▶ Aim of the task
The data must be copied over exactly and in full.

▶ Record set
****************************************
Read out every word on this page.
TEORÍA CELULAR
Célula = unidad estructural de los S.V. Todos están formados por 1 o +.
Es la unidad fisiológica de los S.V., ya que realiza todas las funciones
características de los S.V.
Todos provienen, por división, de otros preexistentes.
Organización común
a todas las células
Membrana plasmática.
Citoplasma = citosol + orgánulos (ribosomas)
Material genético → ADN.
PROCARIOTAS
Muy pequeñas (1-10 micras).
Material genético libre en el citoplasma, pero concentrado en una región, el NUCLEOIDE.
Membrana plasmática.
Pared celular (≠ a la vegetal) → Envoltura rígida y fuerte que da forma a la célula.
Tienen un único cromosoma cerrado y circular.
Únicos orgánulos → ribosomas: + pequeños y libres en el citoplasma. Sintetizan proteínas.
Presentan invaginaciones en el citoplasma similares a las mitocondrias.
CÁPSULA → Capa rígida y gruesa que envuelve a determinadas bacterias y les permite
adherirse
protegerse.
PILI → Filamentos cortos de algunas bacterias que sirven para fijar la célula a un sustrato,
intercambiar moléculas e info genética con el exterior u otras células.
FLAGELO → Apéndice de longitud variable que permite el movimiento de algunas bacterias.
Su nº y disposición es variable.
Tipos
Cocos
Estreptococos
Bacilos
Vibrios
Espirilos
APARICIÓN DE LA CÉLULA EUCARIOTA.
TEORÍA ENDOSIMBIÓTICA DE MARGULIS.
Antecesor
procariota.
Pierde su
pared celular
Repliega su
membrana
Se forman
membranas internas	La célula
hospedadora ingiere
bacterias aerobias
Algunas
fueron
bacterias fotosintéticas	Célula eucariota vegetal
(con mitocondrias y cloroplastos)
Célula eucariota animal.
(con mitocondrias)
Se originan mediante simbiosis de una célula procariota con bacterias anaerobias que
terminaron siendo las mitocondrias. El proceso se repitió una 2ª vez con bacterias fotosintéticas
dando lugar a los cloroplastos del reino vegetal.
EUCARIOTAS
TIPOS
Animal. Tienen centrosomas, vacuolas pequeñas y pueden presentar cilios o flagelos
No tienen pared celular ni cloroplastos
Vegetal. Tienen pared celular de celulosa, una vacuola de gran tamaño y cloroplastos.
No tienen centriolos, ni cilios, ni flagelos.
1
****************************************
▶ Answer below
Read out every word on this page.
TEORÍA CELULAR
Célula = unidad estructural de los S.V. Todos están formados por 1 o +.
Es la unidad fisiológica de los S.V., ya que realiza todas las funciones
características de los S.V.
Todos provienen, por división, de otros preexistentes.
Organización común
a todas las células
Membrana plasmática.
Citoplasma = citosol + orgánulos (ribosomas)
Material genético → ADN.
PROCARIOTAS
Muy pequeñas (1-10 micras).
Material genético libre en el citoplasma, pero concentrado en una región, el NUCLEOIDE.
Membrana plasmática.
Pared celular (≠ a la vegetal) → Envoltura rígida y fuerte que da forma a la célula.
Tienen un único cromosoma cerrado y circular.
Únicos orgánulos → ribosomas: + pequeños y libres en el citoplasma. Sintetizan proteínas.
Presentan invaginaciones en el citoplasma similares a las mitocondrias.
CÁPSULA → Capa rígida y gruesa que envuelve a determinadas bacterias y les permite
adherirse
protegerse.
PILI → Filamentos cortos de algunas bacterias que sirven para fijar la célula a un sustrato,
intercambiar moléculas e info genética con el exterior u otras células.
FLAGELO → Apéndice de longitud variable que permite el movimiento de algunas bacterias.
Su nº y disposición es variable.
Tipos
Cocos
Estreptococos
Bacilos
Vibrios
Espirilos
APARICIÓN DE LA CÉLULA EUCARIOTA.
TEORÍA ENDOSIMBIÓTICA DE MARGULIS.
Antecesor
procariota.
Pierde su
pared celular
Repliega su
membrana
Se forman
membranas internas	La célula
hospedadora ingiere
bacterias aerobias
Algunas
fueron
bacterias fotosintéticas	Célula eucariota vegetal
(con mitocondrias y cloroplastos)
Célula eucariota animal.
(con mitocondrias)
Se originan mediante simbiosis de una célula procariota con bacterias anaerobias que
terminaron siendo las mitocondrias. El proceso se repitió una 2ª vez con bacterias fotosintéticas
dando lugar a los cloroplastos del reino vegetal.
EUCARIOTAS
TIPOS
Animal. Tienen centrosomas, vacuolas pequeñas y pueden presentar cilios o flagelos
No tienen pared celular ni cloroplastos
Vegetal. Tienen pared celular de celulosa, una vacuola de gran tamaño y cloroplastos.
No tienen centriolos, ni cilios, ni flagelos.
1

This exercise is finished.